**Set task**
Every entry must be duplicated precisely as written.

== Recorded data

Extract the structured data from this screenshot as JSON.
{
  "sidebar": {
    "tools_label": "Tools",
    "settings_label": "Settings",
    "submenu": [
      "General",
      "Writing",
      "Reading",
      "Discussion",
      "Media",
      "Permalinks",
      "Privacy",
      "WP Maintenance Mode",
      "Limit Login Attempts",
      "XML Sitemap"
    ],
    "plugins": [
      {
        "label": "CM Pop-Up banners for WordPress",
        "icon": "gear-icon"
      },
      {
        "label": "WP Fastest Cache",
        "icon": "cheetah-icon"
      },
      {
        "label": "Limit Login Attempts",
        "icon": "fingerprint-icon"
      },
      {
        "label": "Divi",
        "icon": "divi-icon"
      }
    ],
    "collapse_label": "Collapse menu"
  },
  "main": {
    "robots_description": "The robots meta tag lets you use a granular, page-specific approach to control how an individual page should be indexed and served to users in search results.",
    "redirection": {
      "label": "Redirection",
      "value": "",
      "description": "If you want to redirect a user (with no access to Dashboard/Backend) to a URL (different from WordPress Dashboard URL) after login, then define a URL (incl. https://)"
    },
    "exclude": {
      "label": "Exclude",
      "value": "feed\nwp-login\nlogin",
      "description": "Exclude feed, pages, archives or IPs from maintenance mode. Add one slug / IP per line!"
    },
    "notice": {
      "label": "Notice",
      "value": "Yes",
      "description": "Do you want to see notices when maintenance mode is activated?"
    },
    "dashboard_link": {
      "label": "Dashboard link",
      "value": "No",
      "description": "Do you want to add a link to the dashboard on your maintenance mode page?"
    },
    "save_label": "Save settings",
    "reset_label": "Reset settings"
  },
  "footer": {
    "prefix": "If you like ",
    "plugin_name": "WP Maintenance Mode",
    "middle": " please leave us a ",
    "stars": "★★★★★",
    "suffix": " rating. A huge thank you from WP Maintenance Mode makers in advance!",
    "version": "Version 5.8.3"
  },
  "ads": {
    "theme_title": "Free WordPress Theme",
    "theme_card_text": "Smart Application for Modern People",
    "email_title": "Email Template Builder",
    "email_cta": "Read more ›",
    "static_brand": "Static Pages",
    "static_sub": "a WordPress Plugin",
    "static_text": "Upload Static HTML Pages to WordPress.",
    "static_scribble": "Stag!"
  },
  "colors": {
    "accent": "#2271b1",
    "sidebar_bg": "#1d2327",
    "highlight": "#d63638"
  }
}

====

**Answer for this exercise**
Extract the structured data from this screenshot as JSON.
{
  "sidebar": {
    "tools_label": "Tools",
    "settings_label": "Settings",
    "submenu": [
      "General",
      "Writing",
      "Reading",
      "Discussion",
      "Media",
      "Permalinks",
      "Privacy",
      "WP Maintenance Mode",
      "Limit Login Attempts",
      "XML Sitemap"
    ],
    "plugins": [
      {
        "label": "CM Pop-Up banners for WordPress",
        "icon": "gear-icon"
      },
      {
        "label": "WP Fastest Cache",
        "icon": "cheetah-icon"
      },
      {
        "label": "Limit Login Attempts",
        "icon": "fingerprint-icon"
      },
      {
        "label": "Divi",
        "icon": "divi-icon"
      }
    ],
    "collapse_label": "Collapse menu"
  },
  "main": {
    "robots_description": "The robots meta tag lets you use a granular, page-specific approach to control how an individual page should be indexed and served to users in search results.",
    "redirection": {
      "label": "Redirection",
      "value": "",
      "description": "If you want to redirect a user (with no access to Dashboard/Backend) to a URL (different from WordPress Dashboard URL) after login, then define a URL (incl. https://)"
    },
    "exclude": {
      "label": "Exclude",
      "value": "feed\nwp-login\nlogin",
      "description": "Exclude feed, pages, archives or IPs from maintenance mode. Add one slug / IP per line!"
    },
    "notice": {
      "label": "Notice",
      "value": "Yes",
      "description": "Do you want to see notices when maintenance mode is activated?"
    },
    "dashboard_link": {
      "label": "Dashboard link",
      "value": "No",
      "description": "Do you want to add a link to the dashboard on your maintenance mode page?"
    },
    "save_label": "Save settings",
    "reset_label": "Reset settings"
  },
  "footer": {
    "prefix": "If you like ",
    "plugin_name": "WP Maintenance Mode",
    "middle": " please leave us a ",
    "stars": "★★★★★",
    "suffix": " rating. A huge thank you from WP Maintenance Mode makers in advance!",
    "version": "Version 5.8.3"
  },
  "ads": {
    "theme_title": "Free WordPress Theme",
    "theme_card_text": "Smart Application for Modern People",
    "email_title": "Email Template Builder",
    "email_cta": "Read more ›",
    "static_brand": "Static Pages",
    "static_sub": "a WordPress Plugin",
    "static_text": "Upload Static HTML Pages to WordPress.",
    "static_scribble": "Stag!"
  },
  "colors": {
    "accent": "#2271b1",
    "sidebar_bg": "#1d2327",
    "highlight": "#d63638"
  }
}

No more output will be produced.